WHAT IS BEING ASKED:
Work out the number of lines with the word "image" in the material below, then reply with that number only.

RECORDS FOR THE EXERCISE:
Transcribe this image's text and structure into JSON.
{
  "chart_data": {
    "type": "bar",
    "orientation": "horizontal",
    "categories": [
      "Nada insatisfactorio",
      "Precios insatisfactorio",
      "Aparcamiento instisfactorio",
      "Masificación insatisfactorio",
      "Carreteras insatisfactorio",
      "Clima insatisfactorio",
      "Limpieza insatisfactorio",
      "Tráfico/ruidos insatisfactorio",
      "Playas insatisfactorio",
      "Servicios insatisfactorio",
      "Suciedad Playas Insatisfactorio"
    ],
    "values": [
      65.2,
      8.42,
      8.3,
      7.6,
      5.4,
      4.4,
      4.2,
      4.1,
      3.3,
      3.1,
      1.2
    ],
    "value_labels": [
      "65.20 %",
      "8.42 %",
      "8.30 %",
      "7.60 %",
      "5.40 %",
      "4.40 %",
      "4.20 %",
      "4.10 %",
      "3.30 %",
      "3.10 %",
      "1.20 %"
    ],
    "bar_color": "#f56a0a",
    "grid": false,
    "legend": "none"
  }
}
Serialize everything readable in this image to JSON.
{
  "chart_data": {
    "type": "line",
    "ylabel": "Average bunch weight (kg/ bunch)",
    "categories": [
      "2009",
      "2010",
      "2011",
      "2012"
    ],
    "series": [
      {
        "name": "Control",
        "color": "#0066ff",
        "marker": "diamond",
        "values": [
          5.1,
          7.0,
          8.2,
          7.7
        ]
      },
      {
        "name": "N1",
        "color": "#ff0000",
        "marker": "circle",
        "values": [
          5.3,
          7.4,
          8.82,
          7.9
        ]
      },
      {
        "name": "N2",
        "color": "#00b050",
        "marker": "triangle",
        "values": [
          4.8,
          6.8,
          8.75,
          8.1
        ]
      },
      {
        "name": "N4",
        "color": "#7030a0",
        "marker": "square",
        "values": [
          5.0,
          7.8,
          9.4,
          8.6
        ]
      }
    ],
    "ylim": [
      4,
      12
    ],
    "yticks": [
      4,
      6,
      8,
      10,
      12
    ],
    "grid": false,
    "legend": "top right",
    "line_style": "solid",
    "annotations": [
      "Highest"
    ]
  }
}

EXERCISE RESULT:
2